__WHAT IS REQUIRED__
Repeat the full listing, word for word.

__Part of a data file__
** Start **
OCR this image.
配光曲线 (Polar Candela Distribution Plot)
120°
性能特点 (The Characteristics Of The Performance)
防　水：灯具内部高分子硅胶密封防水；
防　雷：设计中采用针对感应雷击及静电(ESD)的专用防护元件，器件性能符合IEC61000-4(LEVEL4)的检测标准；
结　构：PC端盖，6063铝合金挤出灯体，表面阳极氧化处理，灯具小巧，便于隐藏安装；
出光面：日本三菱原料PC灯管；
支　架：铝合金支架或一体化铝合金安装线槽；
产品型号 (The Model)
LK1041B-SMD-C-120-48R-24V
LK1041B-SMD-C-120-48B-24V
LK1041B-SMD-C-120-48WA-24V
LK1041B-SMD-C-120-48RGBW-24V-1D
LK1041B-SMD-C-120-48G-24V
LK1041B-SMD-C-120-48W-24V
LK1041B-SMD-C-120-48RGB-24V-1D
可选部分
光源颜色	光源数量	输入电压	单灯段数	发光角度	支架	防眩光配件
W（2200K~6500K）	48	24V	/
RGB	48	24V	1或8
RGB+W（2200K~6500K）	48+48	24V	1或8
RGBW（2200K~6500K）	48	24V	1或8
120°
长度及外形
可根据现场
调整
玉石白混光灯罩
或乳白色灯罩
** End **
__RESULT OF THE EXERCISE__
OCR this image.
配光曲线 (Polar Candela Distribution Plot)
120°
性能特点 (The Characteristics Of The Performance)
防　水：灯具内部高分子硅胶密封防水；
防　雷：设计中采用针对感应雷击及静电(ESD)的专用防护元件，器件性能符合IEC61000-4(LEVEL4)的检测标准；
结　构：PC端盖，6063铝合金挤出灯体，表面阳极氧化处理，灯具小巧，便于隐藏安装；
出光面：日本三菱原料PC灯管；
支　架：铝合金支架或一体化铝合金安装线槽；
产品型号 (The Model)
LK1041B-SMD-C-120-48R-24V
LK1041B-SMD-C-120-48B-24V
LK1041B-SMD-C-120-48WA-24V
LK1041B-SMD-C-120-48RGBW-24V-1D
LK1041B-SMD-C-120-48G-24V
LK1041B-SMD-C-120-48W-24V
LK1041B-SMD-C-120-48RGB-24V-1D
可选部分
光源颜色	光源数量	输入电压	单灯段数	发光角度	支架	防眩光配件
W（2200K~6500K）	48	24V	/
RGB	48	24V	1或8
RGB+W（2200K~6500K）	48+48	24V	1或8
RGBW（2200K~6500K）	48	24V	1或8
120°
长度及外形
可根据现场
调整
玉石白混光灯罩
或乳白色灯罩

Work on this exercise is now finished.